— BEGIN —
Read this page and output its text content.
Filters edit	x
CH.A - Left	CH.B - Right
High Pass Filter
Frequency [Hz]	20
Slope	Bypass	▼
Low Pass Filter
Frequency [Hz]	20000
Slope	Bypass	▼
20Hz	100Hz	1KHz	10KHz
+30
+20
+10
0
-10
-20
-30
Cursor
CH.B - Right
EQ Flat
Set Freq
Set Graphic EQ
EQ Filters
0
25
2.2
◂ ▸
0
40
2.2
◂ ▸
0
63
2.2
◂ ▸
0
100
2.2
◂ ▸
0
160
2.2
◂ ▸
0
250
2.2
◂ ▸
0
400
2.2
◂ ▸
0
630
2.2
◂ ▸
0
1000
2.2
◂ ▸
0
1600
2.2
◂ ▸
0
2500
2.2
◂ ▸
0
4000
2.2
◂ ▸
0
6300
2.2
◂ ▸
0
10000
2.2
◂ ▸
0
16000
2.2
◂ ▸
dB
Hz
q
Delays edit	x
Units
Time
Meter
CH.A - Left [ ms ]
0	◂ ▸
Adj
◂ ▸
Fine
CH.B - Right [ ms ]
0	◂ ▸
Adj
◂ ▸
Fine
— END —
THE REQUEST - Each entry above needs to be retyped exactly.

EXPECTED ANSWER -
Read this page and output its text content.
Filters edit	x
CH.A - Left	CH.B - Right
High Pass Filter
Frequency [Hz]	20
Slope	Bypass	▼
Low Pass Filter
Frequency [Hz]	20000
Slope	Bypass	▼
20Hz	100Hz	1KHz	10KHz
+30
+20
+10
0
-10
-20
-30
Cursor
CH.B - Right
EQ Flat
Set Freq
Set Graphic EQ
EQ Filters
0
25
2.2
◂ ▸
0
40
2.2
◂ ▸
0
63
2.2
◂ ▸
0
100
2.2
◂ ▸
0
160
2.2
◂ ▸
0
250
2.2
◂ ▸
0
400
2.2
◂ ▸
0
630
2.2
◂ ▸
0
1000
2.2
◂ ▸
0
1600
2.2
◂ ▸
0
2500
2.2
◂ ▸
0
4000
2.2
◂ ▸
0
6300
2.2
◂ ▸
0
10000
2.2
◂ ▸
0
16000
2.2
◂ ▸
dB
Hz
q
Delays edit	x
Units
Time
Meter
CH.A - Left [ ms ]
0	◂ ▸
Adj
◂ ▸
Fine
CH.B - Right [ ms ]
0	◂ ▸
Adj
◂ ▸
Fine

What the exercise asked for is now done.